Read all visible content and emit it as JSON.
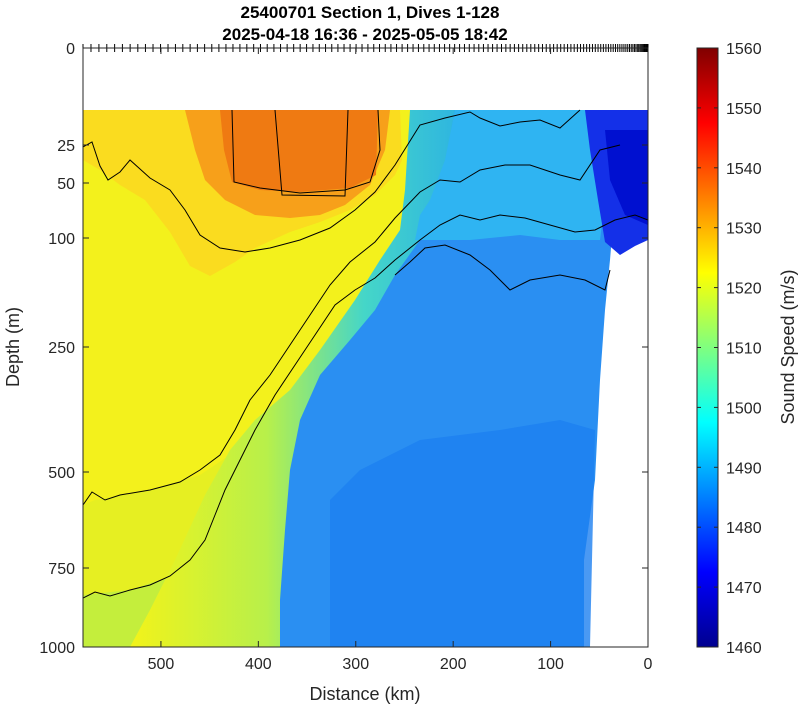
{
  "chart_data": {
    "type": "heatmap",
    "title": "25400701 Section 1, Dives 1-128",
    "subtitle": "2025-04-18 16:36 - 2025-05-05 18:42",
    "xlabel": "Distance (km)",
    "ylabel": "Depth (m)",
    "colorbar_label": "Sound Speed (m/s)",
    "x_ticks": [
      500,
      400,
      300,
      200,
      100,
      0
    ],
    "x_tick_labels": [
      "500",
      "400",
      "300",
      "200",
      "100",
      "0"
    ],
    "xlim": [
      580,
      0
    ],
    "y_ticks": [
      0,
      25,
      50,
      100,
      250,
      500,
      750,
      1000
    ],
    "y_tick_labels": [
      "0",
      "25",
      "50",
      "100",
      "250",
      "500",
      "750",
      "1000"
    ],
    "ylim": [
      0,
      1000
    ],
    "y_scale": "nonlinear",
    "colorbar_ticks": [
      1460,
      1470,
      1480,
      1490,
      1500,
      1510,
      1520,
      1530,
      1540,
      1550,
      1560
    ],
    "colorbar_tick_labels": [
      "1460",
      "1470",
      "1480",
      "1490",
      "1500",
      "1510",
      "1520",
      "1530",
      "1540",
      "1550",
      "1560"
    ],
    "clim": [
      1460,
      1560
    ],
    "colormap": "jet",
    "regions": [
      {
        "description": "warm core",
        "x_range": [
          450,
          280
        ],
        "depth_range": [
          15,
          70
        ],
        "sound_speed": 1536
      },
      {
        "description": "upper western water",
        "x_range": [
          580,
          260
        ],
        "depth_range": [
          15,
          500
        ],
        "sound_speed": 1525
      },
      {
        "description": "deep western water",
        "x_range": [
          580,
          420
        ],
        "depth_range": [
          500,
          1000
        ],
        "sound_speed": 1510
      },
      {
        "description": "frontal transition",
        "x_range": [
          450,
          250
        ],
        "depth_range": [
          50,
          1000
        ],
        "sound_speed": 1500
      },
      {
        "description": "eastern water",
        "x_range": [
          250,
          40
        ],
        "depth_range": [
          15,
          1000
        ],
        "sound_speed": 1488
      },
      {
        "description": "cold shelf water",
        "x_range": [
          70,
          0
        ],
        "depth_range": [
          15,
          110
        ],
        "sound_speed": 1470
      }
    ],
    "contour_color": "#000000",
    "dive_markers_count": 128
  }
}
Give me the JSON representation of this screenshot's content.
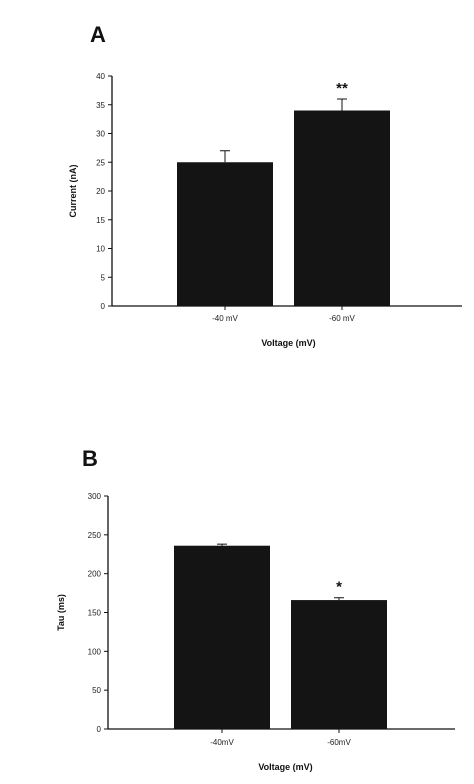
{
  "chart_data": [
    {
      "type": "bar",
      "panel_label": "A",
      "categories": [
        "-40 mV",
        "-60 mV"
      ],
      "values": [
        25,
        34
      ],
      "errors": [
        2,
        2
      ],
      "significance": [
        "",
        "**"
      ],
      "xlabel": "Voltage (mV)",
      "ylabel": "Current (nA)",
      "ylim": [
        0,
        40
      ],
      "yticks": [
        0,
        5,
        10,
        15,
        20,
        25,
        30,
        35,
        40
      ],
      "bar_color": "#141414",
      "grid": false
    },
    {
      "type": "bar",
      "panel_label": "B",
      "categories": [
        "-40mV",
        "-60mV"
      ],
      "values": [
        236,
        166
      ],
      "errors": [
        2,
        3
      ],
      "significance": [
        "",
        "*"
      ],
      "xlabel": "Voltage (mV)",
      "ylabel": "Tau (ms)",
      "ylim": [
        0,
        300
      ],
      "yticks": [
        0,
        50,
        100,
        150,
        200,
        250,
        300
      ],
      "bar_color": "#141414",
      "grid": false
    }
  ]
}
◇ ◇ ◇ ◇ ◇
» **Problem to work on**
Find every line in the listing that holds the string "western", then say how many there are as a bare number.

» **Full answer**
2